--- Start ---

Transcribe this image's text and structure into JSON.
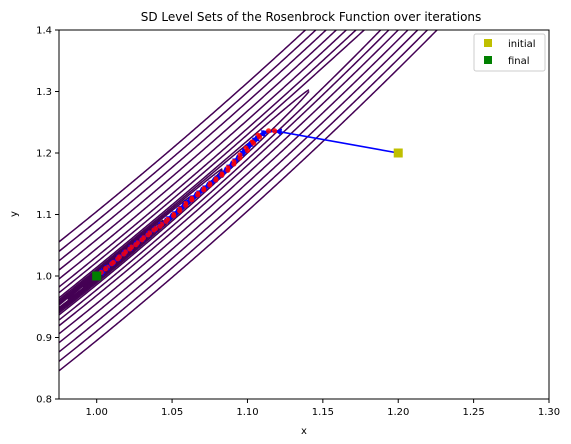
{
  "chart_data": {
    "type": "line",
    "title": "SD Level Sets of the Rosenbrock Function over iterations",
    "xlabel": "x",
    "ylabel": "y",
    "xlim": [
      0.975,
      1.3
    ],
    "ylim": [
      0.8,
      1.4
    ],
    "xticks": [
      "1.00",
      "1.05",
      "1.10",
      "1.15",
      "1.20",
      "1.25",
      "1.30"
    ],
    "xtick_values": [
      1.0,
      1.05,
      1.1,
      1.15,
      1.2,
      1.25,
      1.3
    ],
    "yticks": [
      "0.8",
      "0.9",
      "1.0",
      "1.1",
      "1.2",
      "1.3",
      "1.4"
    ],
    "ytick_values": [
      0.8,
      0.9,
      1.0,
      1.1,
      1.2,
      1.3,
      1.4
    ],
    "grid": false,
    "legend_position": "top-right",
    "contour_levels": [
      0.0001,
      0.0004,
      0.001,
      0.002,
      0.004,
      0.007,
      0.012,
      0.02,
      0.05,
      0.1,
      0.2,
      0.35,
      0.55,
      0.8,
      1.1
    ],
    "contour_color": "#440154",
    "path_color": "#0000ff",
    "point_color": "#ff0000",
    "initial": {
      "name": "initial",
      "x": 1.2,
      "y": 1.2,
      "color": "#bfbf00"
    },
    "final": {
      "name": "final",
      "x": 1.0,
      "y": 1.0,
      "color": "#008000"
    },
    "path": [
      [
        1.2,
        1.2
      ],
      [
        1.118,
        1.236
      ],
      [
        1.107,
        1.229
      ],
      [
        1.114,
        1.236
      ],
      [
        1.103,
        1.218
      ],
      [
        1.108,
        1.226
      ],
      [
        1.099,
        1.208
      ],
      [
        1.104,
        1.216
      ],
      [
        1.095,
        1.197
      ],
      [
        1.1,
        1.204
      ],
      [
        1.091,
        1.186
      ],
      [
        1.095,
        1.192
      ],
      [
        1.087,
        1.176
      ],
      [
        1.091,
        1.182
      ],
      [
        1.083,
        1.166
      ],
      [
        1.087,
        1.172
      ],
      [
        1.079,
        1.158
      ],
      [
        1.083,
        1.164
      ],
      [
        1.075,
        1.15
      ],
      [
        1.079,
        1.156
      ],
      [
        1.071,
        1.142
      ],
      [
        1.075,
        1.148
      ],
      [
        1.067,
        1.134
      ],
      [
        1.071,
        1.14
      ],
      [
        1.063,
        1.126
      ],
      [
        1.067,
        1.132
      ],
      [
        1.059,
        1.118
      ],
      [
        1.063,
        1.124
      ],
      [
        1.055,
        1.109
      ],
      [
        1.059,
        1.115
      ],
      [
        1.051,
        1.1
      ],
      [
        1.055,
        1.106
      ],
      [
        1.047,
        1.092
      ],
      [
        1.051,
        1.098
      ],
      [
        1.043,
        1.084
      ],
      [
        1.046,
        1.089
      ],
      [
        1.039,
        1.077
      ],
      [
        1.042,
        1.081
      ],
      [
        1.035,
        1.07
      ],
      [
        1.038,
        1.075
      ],
      [
        1.031,
        1.062
      ],
      [
        1.034,
        1.067
      ],
      [
        1.027,
        1.054
      ],
      [
        1.03,
        1.059
      ],
      [
        1.023,
        1.047
      ],
      [
        1.026,
        1.051
      ],
      [
        1.019,
        1.039
      ],
      [
        1.022,
        1.044
      ],
      [
        1.015,
        1.031
      ],
      [
        1.018,
        1.036
      ],
      [
        1.011,
        1.022
      ],
      [
        1.014,
        1.028
      ],
      [
        1.007,
        1.014
      ],
      [
        1.01,
        1.02
      ],
      [
        1.004,
        1.007
      ],
      [
        1.006,
        1.012
      ],
      [
        1.001,
        1.002
      ],
      [
        1.003,
        1.006
      ],
      [
        1.0,
        1.0
      ]
    ]
  }
}
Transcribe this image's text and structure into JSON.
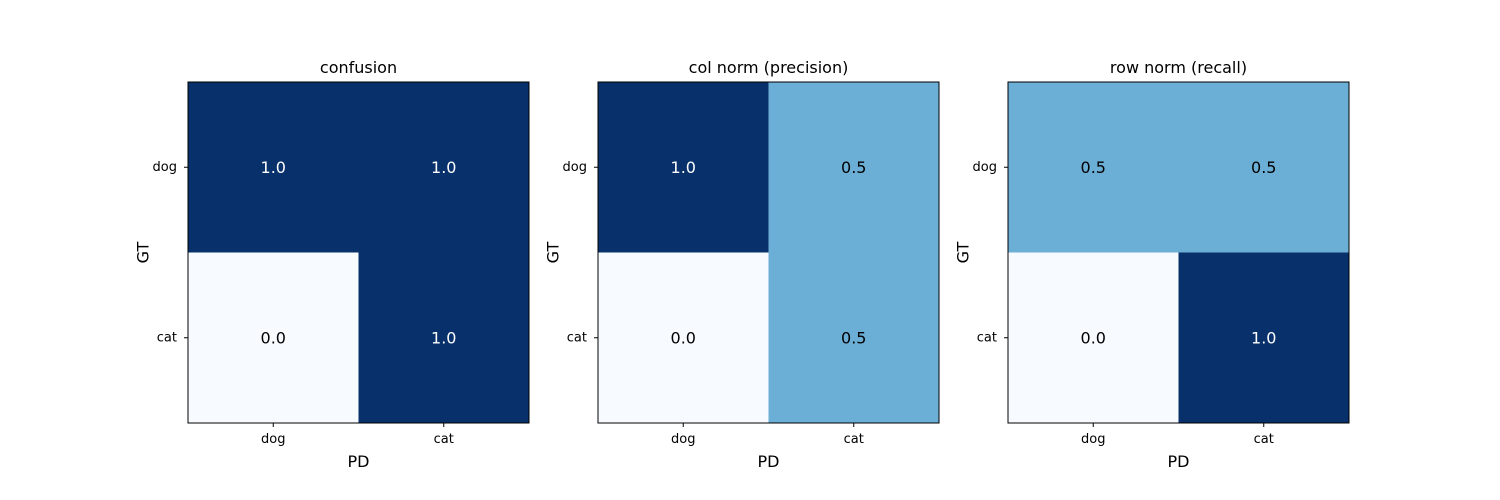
{
  "chart_data": [
    {
      "type": "heatmap",
      "title": "confusion",
      "xlabel": "PD",
      "ylabel": "GT",
      "x_categories": [
        "dog",
        "cat"
      ],
      "y_categories": [
        "dog",
        "cat"
      ],
      "values": [
        [
          1.0,
          1.0
        ],
        [
          0.0,
          1.0
        ]
      ],
      "value_labels": [
        [
          "1.0",
          "1.0"
        ],
        [
          "0.0",
          "1.0"
        ]
      ],
      "colormap": "Blues",
      "grid": false
    },
    {
      "type": "heatmap",
      "title": "col norm (precision)",
      "xlabel": "PD",
      "ylabel": "GT",
      "x_categories": [
        "dog",
        "cat"
      ],
      "y_categories": [
        "dog",
        "cat"
      ],
      "values": [
        [
          1.0,
          0.5
        ],
        [
          0.0,
          0.5
        ]
      ],
      "value_labels": [
        [
          "1.0",
          "0.5"
        ],
        [
          "0.0",
          "0.5"
        ]
      ],
      "colormap": "Blues",
      "grid": false
    },
    {
      "type": "heatmap",
      "title": "row norm (recall)",
      "xlabel": "PD",
      "ylabel": "GT",
      "x_categories": [
        "dog",
        "cat"
      ],
      "y_categories": [
        "dog",
        "cat"
      ],
      "values": [
        [
          0.5,
          0.5
        ],
        [
          0.0,
          1.0
        ]
      ],
      "value_labels": [
        [
          "0.5",
          "0.5"
        ],
        [
          "0.0",
          "1.0"
        ]
      ],
      "colormap": "Blues",
      "grid": false
    }
  ],
  "colors": {
    "low": "#f7fbff",
    "mid": "#6baed6",
    "high": "#08306b",
    "text_dark": "#000000",
    "text_light": "#ffffff"
  }
}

--- End ---

(REQUIRED TASK) Without the pictures, print the whole listing exactly as given.

(RESPONSE TO THE TASK)
Transcribe this image's text and structure into JSON.
{
  "chart_data": {
    "type": "line",
    "title": "SD Level Sets of the Rosenbrock Function over iterations",
    "xlabel": "x",
    "ylabel": "y",
    "xlim": [
      0.975,
      1.3
    ],
    "ylim": [
      0.8,
      1.4
    ],
    "xticks": [
      "1.00",
      "1.05",
      "1.10",
      "1.15",
      "1.20",
      "1.25",
      "1.30"
    ],
    "xtick_values": [
      1.0,
      1.05,
      1.1,
      1.15,
      1.2,
      1.25,
      1.3
    ],
    "yticks": [
      "0.8",
      "0.9",
      "1.0",
      "1.1",
      "1.2",
      "1.3",
      "1.4"
    ],
    "ytick_values": [
      0.8,
      0.9,
      1.0,
      1.1,
      1.2,
      1.3,
      1.4
    ],
    "grid": false,
    "legend_position": "top-right",
    "contour_levels": [
      0.0001,
      0.0004,
      0.001,
      0.002,
      0.004,
      0.007,
      0.012,
      0.02,
      0.05,
      0.1,
      0.2,
      0.35,
      0.55,
      0.8,
      1.1
    ],
    "contour_color": "#440154",
    "path_color": "#0000ff",
    "point_color": "#ff0000",
    "initial": {
      "name": "initial",
      "x": 1.2,
      "y": 1.2,
      "color": "#bfbf00"
    },
    "final": {
      "name": "final",
      "x": 1.0,
      "y": 1.0,
      "color": "#008000"
    },
    "path": [
      [
        1.2,
        1.2
      ],
      [
        1.118,
        1.236
      ],
      [
        1.107,
        1.229
      ],
      [
        1.114,
        1.236
      ],
      [
        1.103,
        1.218
      ],
      [
        1.108,
        1.226
      ],
      [
        1.099,
        1.208
      ],
      [
        1.104,
        1.216
      ],
      [
        1.095,
        1.197
      ],
      [
        1.1,
        1.204
      ],
      [
        1.091,
        1.186
      ],
      [
        1.095,
        1.192
      ],
      [
        1.087,
        1.176
      ],
      [
        1.091,
        1.182
      ],
      [
        1.083,
        1.166
      ],
      [
        1.087,
        1.172
      ],
      [
        1.079,
        1.158
      ],
      [
        1.083,
        1.164
      ],
      [
        1.075,
        1.15
      ],
      [
        1.079,
        1.156
      ],
      [
        1.071,
        1.142
      ],
      [
        1.075,
        1.148
      ],
      [
        1.067,
        1.134
      ],
      [
        1.071,
        1.14
      ],
      [
        1.063,
        1.126
      ],
      [
        1.067,
        1.132
      ],
      [
        1.059,
        1.118
      ],
      [
        1.063,
        1.124
      ],
      [
        1.055,
        1.109
      ],
      [
        1.059,
        1.115
      ],
      [
        1.051,
        1.1
      ],
      [
        1.055,
        1.106
      ],
      [
        1.047,
        1.092
      ],
      [
        1.051,
        1.098
      ],
      [
        1.043,
        1.084
      ],
      [
        1.046,
        1.089
      ],
      [
        1.039,
        1.077
      ],
      [
        1.042,
        1.081
      ],
      [
        1.035,
        1.07
      ],
      [
        1.038,
        1.075
      ],
      [
        1.031,
        1.062
      ],
      [
        1.034,
        1.067
      ],
      [
        1.027,
        1.054
      ],
      [
        1.03,
        1.059
      ],
      [
        1.023,
        1.047
      ],
      [
        1.026,
        1.051
      ],
      [
        1.019,
        1.039
      ],
      [
        1.022,
        1.044
      ],
      [
        1.015,
        1.031
      ],
      [
        1.018,
        1.036
      ],
      [
        1.011,
        1.022
      ],
      [
        1.014,
        1.028
      ],
      [
        1.007,
        1.014
      ],
      [
        1.01,
        1.02
      ],
      [
        1.004,
        1.007
      ],
      [
        1.006,
        1.012
      ],
      [
        1.001,
        1.002
      ],
      [
        1.003,
        1.006
      ],
      [
        1.0,
        1.0
      ]
    ]
  }
}
Transcribe this image's text and structure into JSON.
{
  "chart_data": [
    {
      "type": "heatmap",
      "title": "confusion",
      "xlabel": "PD",
      "ylabel": "GT",
      "x_categories": [
        "dog",
        "cat"
      ],
      "y_categories": [
        "dog",
        "cat"
      ],
      "values": [
        [
          1.0,
          1.0
        ],
        [
          0.0,
          1.0
        ]
      ],
      "value_labels": [
        [
          "1.0",
          "1.0"
        ],
        [
          "0.0",
          "1.0"
        ]
      ],
      "colormap": "Blues",
      "grid": false
    },
    {
      "type": "heatmap",
      "title": "col norm (precision)",
      "xlabel": "PD",
      "ylabel": "GT",
      "x_categories": [
        "dog",
        "cat"
      ],
      "y_categories": [
        "dog",
        "cat"
      ],
      "values": [
        [
          1.0,
          0.5
        ],
        [
          0.0,
          0.5
        ]
      ],
      "value_labels": [
        [
          "1.0",
          "0.5"
        ],
        [
          "0.0",
          "0.5"
        ]
      ],
      "colormap": "Blues",
      "grid": false
    },
    {
      "type": "heatmap",
      "title": "row norm (recall)",
      "xlabel": "PD",
      "ylabel": "GT",
      "x_categories": [
        "dog",
        "cat"
      ],
      "y_categories": [
        "dog",
        "cat"
      ],
      "values": [
        [
          0.5,
          0.5
        ],
        [
          0.0,
          1.0
        ]
      ],
      "value_labels": [
        [
          "0.5",
          "0.5"
        ],
        [
          "0.0",
          "1.0"
        ]
      ],
      "colormap": "Blues",
      "grid": false
    }
  ],
  "colors": {
    "low": "#f7fbff",
    "mid": "#6baed6",
    "high": "#08306b",
    "text_dark": "#000000",
    "text_light": "#ffffff"
  }
}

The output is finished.